Your task – Locate the string "Twinmotion" in the records below. Copy every line where it occurs.

## START Dataset entries

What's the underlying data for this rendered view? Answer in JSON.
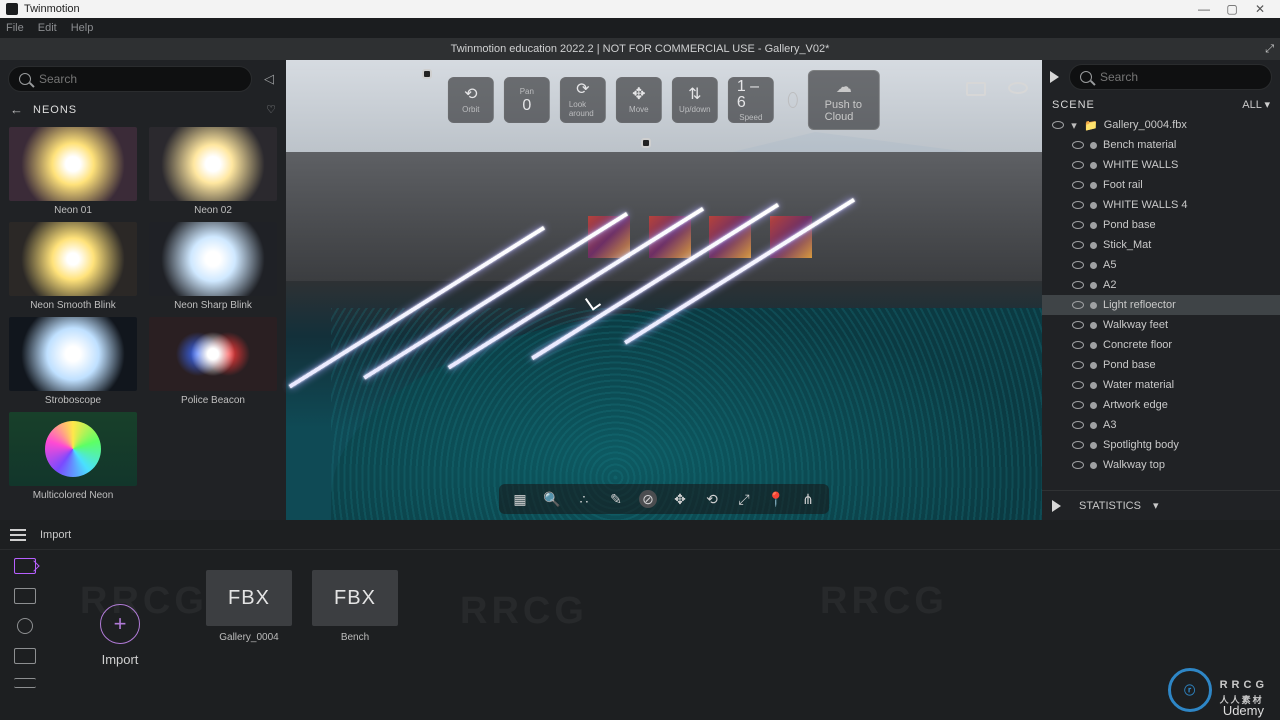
{
  "window": {
    "app": "Twinmotion"
  },
  "window_buttons": {
    "min": "—",
    "max": "▢",
    "close": "✕"
  },
  "menubar": {
    "file": "File",
    "edit": "Edit",
    "help": "Help"
  },
  "document_title": "Twinmotion education 2022.2 | NOT FOR COMMERCIAL USE - Gallery_V02*",
  "library": {
    "search_placeholder": "Search",
    "category": "NEONS",
    "items": [
      {
        "label": "Neon 01"
      },
      {
        "label": "Neon 02"
      },
      {
        "label": "Neon Smooth Blink"
      },
      {
        "label": "Neon Sharp Blink"
      },
      {
        "label": "Stroboscope"
      },
      {
        "label": "Police Beacon"
      },
      {
        "label": "Multicolored Neon"
      }
    ]
  },
  "nav": {
    "orbit": "Orbit",
    "pan_label": "Pan",
    "pan_key": "0",
    "look": "Look around",
    "move": "Move",
    "updown": "Up/down",
    "speed_label": "Speed",
    "speed_value": "1 – 6",
    "push": "Push to Cloud"
  },
  "scene": {
    "search_placeholder": "Search",
    "header": "SCENE",
    "filter": "ALL",
    "root": "Gallery_0004.fbx",
    "items": [
      "Bench material",
      "WHITE WALLS",
      "Foot rail",
      "WHITE WALLS 4",
      "Pond base",
      "Stick_Mat",
      "A5",
      "A2",
      "Light refloector",
      "Walkway feet",
      "Concrete floor",
      "Pond base",
      "Water material",
      "Artwork edge",
      "A3",
      "Spotlightg body",
      "Walkway top"
    ],
    "selected_index": 8,
    "stats": "STATISTICS"
  },
  "viewport_tools": [
    "grid",
    "zoom-region",
    "scatter",
    "eyedropper",
    "erase",
    "move",
    "rotate",
    "scale",
    "snap",
    "pivot"
  ],
  "dock": {
    "tab": "Import",
    "import_label": "Import",
    "files": [
      {
        "type": "FBX",
        "name": "Gallery_0004"
      },
      {
        "type": "FBX",
        "name": "Bench"
      }
    ]
  },
  "watermark": {
    "brand": "RRCG",
    "sub": "人人素材",
    "platform": "Udemy"
  }
}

## END Dataset entries

Exercise response –
    "app": "Twinmotion"
  "document_title": "Twinmotion education 2022.2 | NOT FOR COMMERCIAL USE - Gallery_V02*",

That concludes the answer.